Consigne écrite 1:
Transformez en liste JSON de chaînes, une par ligne et sans les lignes vides, une partie des lignes données après le passage : commencez à la ligne qui contient « album-cover-label: Adicionar capa » et arrêtez-vous après celle qui contient « section-divider <box>23 241 513 242</box> ».
┄┄┄┄┄┄┄┄┄┄
B. UNE COMPLEXIFICATION DU SYSTÈME DE FINANCEMENT DES COLLECTIVITÉS TERRITORIALES CARACTÉRISÉ PAR UN EMPILEMENT DE MESURES PARFOIS CONTRADICTOIRES

L'ensemble des décisions budgétaires concernant les collectivités territoriales ont eu pour conséquence une complexification du système de financement des collectivités créant un ensemble de ressources hétérogènes et empilées sans réel lien avec l'évolution réelle des charges.

Cette sédimentation historique a pour effet une perte de visibilité sur l'évolution de leurs ressources par les collectivités et une absence de cohérence pour les citoyens. Or, cette perte de visibilité des collectivités sur leurs ressources représente un frein à la mise en oeuvre de certains projets ou au développement de services publics.

1. Une complexité qui caractérise tous les niveaux de financement

a) Une fiscalité locale réduite et émiettée

À partir de 2010, les réformes successives ont conduit à la diminution progressive de la fiscalité locale. En effet, la transformation de la taxe professionnelle, la suppression de la taxe d'habitation puis la suppression de la CVAE ont très fortement réduit la fiscalité locale directe.

Il en résulte que le pouvoir de taux des collectivités est désormais essentiellement concentré sur la valeur locative et s'applique quasi exclusivement sur les taxes foncières et sur les taxes sur les résidences secondaires et logements vacants.

Certains élus auditionnés parlent, quant à eux, d'un « démantèlement de la fiscalité locale »

Malgré ces vagues de suppression, en 2022, la fiscalité locale était composée d'une cinquantaine d'impôts directs et indirects, pesant sur les ménages ou les entreprises, destinés à un ou plusieurs niveaux de collectivités.

En effet, en sus des impôts locaux directs, les autres recettes fiscales locales et nationales transférées sont constituées d'une mosaïque d'impôts et taxes, d'un rendement parfois faible, avec des assiettes différentes et des systèmes de dégrèvements et compensations qui leur sont propres.

Les quatre taxes les plus importantes sont la taxe sur la valeur ajoutée (TVA), la taxe intérieure de consommation sur les produits énergétiques (TICPE), les droits de mutation à titre onéreux (DMTO) et la taxe spéciale sur les contrats d'assurance (TSCA).

Un foisonnement d'autres impôts et taxes concerne également l'aménagement du territoire, les droits de mutation et un ensemble hétéroclite d'autres prélèvements (prélèvement communal sur le produit des jeux dans les casinos, surtaxe communale sur les eaux minérales, droits de licence sur les débits de boissons, taxe sur les cartes grises, etc.).

De surcroit, les taux peuvent être fixés par les communes et les EPCI, notamment par le biais de taux additionnels et/ou par les départements (DMTO) et les régions (certificats d'immatriculation). Enfin, certaines taxes reposent sur des taux forfaitaires nationaux (CVAE, imposition forfaitaire des entreprises de réseaux (IFER)).
┄┄┄┄┄┄┄┄┄┄
Consigne écrite 2:
Renvoyez tel quel l'extrait du passage qui commence aux mots « Un foisonnement d'autres » et s'arrête après les mots « de réseaux (IFER)). ».

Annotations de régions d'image
┄┄┄┄┄┄┄┄┄┄
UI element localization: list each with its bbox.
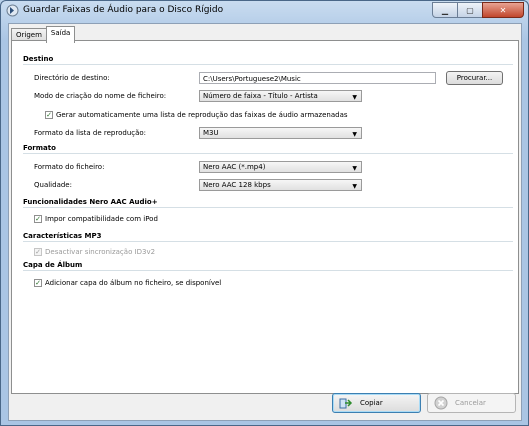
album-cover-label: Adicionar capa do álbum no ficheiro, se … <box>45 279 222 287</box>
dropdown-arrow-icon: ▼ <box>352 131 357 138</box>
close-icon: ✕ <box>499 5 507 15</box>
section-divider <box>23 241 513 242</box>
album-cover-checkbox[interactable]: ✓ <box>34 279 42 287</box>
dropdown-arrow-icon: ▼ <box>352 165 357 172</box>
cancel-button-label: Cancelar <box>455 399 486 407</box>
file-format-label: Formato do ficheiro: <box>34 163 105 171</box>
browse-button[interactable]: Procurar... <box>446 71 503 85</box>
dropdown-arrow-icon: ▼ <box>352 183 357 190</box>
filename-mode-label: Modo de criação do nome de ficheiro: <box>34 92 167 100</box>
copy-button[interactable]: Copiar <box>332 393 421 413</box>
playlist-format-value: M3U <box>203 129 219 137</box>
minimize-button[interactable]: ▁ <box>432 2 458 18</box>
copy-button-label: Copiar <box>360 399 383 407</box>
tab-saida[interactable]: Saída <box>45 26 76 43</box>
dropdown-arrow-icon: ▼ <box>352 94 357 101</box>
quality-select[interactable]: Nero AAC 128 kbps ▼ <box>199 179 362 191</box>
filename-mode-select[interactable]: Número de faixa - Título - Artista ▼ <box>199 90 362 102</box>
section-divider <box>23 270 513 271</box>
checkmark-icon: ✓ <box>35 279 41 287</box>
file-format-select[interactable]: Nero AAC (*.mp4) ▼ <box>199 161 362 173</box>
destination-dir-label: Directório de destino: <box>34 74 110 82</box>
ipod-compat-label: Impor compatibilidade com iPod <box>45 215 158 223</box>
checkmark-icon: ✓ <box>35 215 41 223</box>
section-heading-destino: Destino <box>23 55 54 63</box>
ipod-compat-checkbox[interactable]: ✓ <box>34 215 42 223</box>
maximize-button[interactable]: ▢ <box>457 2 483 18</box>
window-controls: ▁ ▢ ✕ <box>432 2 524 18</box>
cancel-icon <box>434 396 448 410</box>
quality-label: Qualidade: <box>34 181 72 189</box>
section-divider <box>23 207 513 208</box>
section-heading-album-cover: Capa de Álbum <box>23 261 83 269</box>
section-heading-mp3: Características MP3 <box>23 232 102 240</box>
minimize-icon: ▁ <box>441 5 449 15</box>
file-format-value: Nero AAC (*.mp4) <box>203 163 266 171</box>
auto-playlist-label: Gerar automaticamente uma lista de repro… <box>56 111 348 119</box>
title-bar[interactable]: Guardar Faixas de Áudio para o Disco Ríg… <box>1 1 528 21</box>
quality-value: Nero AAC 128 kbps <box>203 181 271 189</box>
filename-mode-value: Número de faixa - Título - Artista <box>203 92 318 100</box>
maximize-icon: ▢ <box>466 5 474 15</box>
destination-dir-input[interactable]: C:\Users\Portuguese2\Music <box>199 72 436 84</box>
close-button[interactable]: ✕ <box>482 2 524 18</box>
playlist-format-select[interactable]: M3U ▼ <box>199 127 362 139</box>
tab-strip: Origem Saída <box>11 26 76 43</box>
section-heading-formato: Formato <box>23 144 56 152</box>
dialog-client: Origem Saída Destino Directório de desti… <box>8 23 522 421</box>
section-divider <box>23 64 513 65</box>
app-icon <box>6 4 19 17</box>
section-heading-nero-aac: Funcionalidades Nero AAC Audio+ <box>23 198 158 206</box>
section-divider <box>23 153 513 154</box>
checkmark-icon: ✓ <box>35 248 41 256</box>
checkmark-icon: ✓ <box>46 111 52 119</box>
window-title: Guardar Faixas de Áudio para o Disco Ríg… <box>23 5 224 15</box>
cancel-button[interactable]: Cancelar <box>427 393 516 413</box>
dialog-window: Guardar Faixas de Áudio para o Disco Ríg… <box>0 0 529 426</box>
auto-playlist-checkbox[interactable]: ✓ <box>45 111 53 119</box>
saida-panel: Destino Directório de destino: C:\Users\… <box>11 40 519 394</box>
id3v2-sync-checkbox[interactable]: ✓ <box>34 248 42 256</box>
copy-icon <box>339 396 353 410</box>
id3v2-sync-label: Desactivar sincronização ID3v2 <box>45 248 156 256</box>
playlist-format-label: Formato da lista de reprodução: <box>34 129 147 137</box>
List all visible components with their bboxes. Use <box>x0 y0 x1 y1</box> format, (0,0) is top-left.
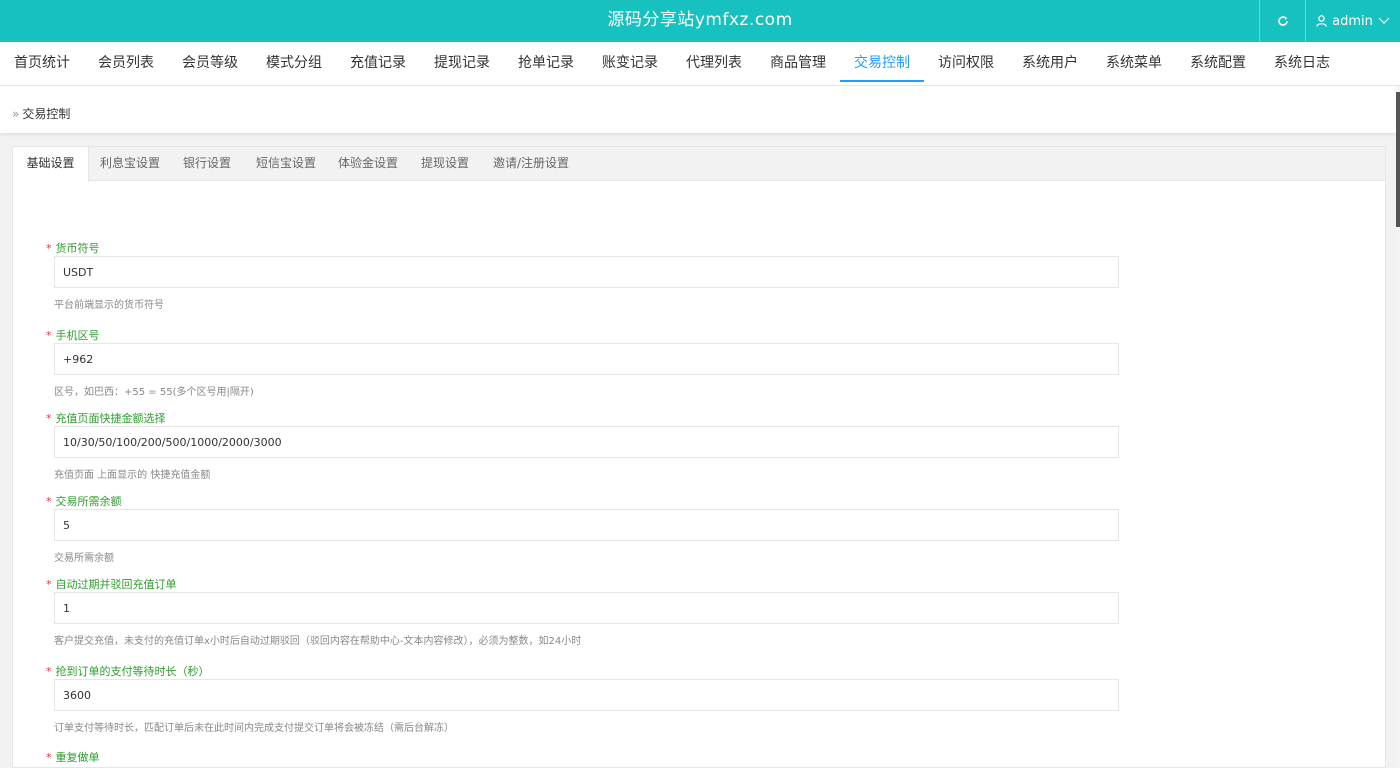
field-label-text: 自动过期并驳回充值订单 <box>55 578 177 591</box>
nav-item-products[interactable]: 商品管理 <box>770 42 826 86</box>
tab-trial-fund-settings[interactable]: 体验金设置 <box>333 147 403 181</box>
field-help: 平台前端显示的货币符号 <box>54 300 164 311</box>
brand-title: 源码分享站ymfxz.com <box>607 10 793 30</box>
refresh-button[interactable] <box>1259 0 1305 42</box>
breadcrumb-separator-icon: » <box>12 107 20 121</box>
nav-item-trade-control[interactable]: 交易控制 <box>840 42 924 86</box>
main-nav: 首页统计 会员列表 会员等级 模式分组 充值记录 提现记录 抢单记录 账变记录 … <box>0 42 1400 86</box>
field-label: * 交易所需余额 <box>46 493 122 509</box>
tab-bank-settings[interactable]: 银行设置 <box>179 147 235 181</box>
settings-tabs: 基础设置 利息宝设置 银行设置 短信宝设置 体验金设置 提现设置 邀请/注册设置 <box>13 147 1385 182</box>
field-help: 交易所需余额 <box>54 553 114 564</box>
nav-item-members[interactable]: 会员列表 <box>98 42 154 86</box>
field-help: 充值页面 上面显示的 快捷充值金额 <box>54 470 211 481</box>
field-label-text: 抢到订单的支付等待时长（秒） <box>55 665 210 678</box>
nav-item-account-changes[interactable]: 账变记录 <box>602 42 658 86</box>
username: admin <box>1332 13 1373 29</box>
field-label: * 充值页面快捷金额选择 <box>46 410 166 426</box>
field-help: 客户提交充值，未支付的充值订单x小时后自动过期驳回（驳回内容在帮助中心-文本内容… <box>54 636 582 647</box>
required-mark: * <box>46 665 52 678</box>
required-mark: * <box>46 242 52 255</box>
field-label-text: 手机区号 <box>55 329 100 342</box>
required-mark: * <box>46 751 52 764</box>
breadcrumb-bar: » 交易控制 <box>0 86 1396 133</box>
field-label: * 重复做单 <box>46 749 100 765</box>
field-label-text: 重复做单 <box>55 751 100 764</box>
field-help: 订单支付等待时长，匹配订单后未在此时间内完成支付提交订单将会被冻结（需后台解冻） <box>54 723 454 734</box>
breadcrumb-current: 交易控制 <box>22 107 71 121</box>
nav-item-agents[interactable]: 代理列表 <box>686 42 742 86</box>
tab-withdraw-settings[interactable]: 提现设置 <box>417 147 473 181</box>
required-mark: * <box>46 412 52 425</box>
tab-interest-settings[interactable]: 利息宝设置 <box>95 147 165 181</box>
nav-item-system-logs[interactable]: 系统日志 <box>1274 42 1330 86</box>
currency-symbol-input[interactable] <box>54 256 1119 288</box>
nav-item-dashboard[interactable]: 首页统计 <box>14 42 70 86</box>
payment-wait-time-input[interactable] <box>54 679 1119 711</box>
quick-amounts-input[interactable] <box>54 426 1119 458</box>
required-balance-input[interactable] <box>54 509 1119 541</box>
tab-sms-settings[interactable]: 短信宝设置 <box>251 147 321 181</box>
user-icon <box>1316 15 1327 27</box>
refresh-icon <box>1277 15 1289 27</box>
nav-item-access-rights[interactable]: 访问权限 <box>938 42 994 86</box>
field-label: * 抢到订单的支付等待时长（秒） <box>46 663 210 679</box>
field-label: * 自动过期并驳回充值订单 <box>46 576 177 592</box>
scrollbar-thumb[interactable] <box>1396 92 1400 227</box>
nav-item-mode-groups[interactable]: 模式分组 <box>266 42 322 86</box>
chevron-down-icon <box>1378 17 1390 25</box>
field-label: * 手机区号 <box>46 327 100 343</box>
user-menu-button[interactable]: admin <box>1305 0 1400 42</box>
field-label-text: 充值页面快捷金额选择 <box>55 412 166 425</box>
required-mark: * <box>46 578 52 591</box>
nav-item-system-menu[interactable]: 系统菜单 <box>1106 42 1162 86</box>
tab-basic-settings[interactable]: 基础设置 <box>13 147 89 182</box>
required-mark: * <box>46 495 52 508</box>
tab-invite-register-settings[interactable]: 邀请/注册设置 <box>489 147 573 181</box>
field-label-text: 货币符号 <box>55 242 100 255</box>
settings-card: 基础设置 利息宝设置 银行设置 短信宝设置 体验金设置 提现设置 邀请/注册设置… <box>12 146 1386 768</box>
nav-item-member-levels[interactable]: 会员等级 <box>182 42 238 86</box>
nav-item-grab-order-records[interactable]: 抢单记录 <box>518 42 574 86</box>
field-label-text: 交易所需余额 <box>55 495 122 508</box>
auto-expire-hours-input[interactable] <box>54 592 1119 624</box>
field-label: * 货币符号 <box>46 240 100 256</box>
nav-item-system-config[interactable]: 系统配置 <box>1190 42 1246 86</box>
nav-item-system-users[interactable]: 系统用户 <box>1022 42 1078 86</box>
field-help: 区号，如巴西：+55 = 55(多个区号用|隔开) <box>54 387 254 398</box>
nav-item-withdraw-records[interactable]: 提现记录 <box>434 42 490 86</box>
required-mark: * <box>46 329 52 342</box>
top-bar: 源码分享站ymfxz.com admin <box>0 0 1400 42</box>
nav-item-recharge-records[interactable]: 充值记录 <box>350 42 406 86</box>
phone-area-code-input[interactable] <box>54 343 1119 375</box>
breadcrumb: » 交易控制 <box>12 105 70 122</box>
┄┄┄┄┄┄┄┄┄┄
Résultat 1:
[
  "album-cover-label: Adicionar capa do álbum no ficheiro, se … <box>45 279 222 287</box>",
  "dropdown-arrow-icon: ▼ <box>352 131 357 138</box>",
  "close-icon: ✕ <box>499 5 507 15</box>",
  "section-divider <box>23 241 513 242</box>"
]

Résultat 2:
Un foisonnement d'autres impôts et taxes concerne également l'aménagement du territoire, les droits de mutation et un ensemble hétéroclite d'autres prélèvements (prélèvement communal sur le produit des jeux dans les casinos, surtaxe communale sur les eaux minérales, droits de licence sur les débits de boissons, taxe sur les cartes grises, etc.).

De surcroit, les taux peuvent être fixés par les communes et les EPCI, notamment par le biais de taux additionnels et/ou par les départements (DMTO) et les régions (certificats d'immatriculation). Enfin, certaines taxes reposent sur des taux forfaitaires nationaux (CVAE, imposition forfaitaire des entreprises de réseaux (IFER)).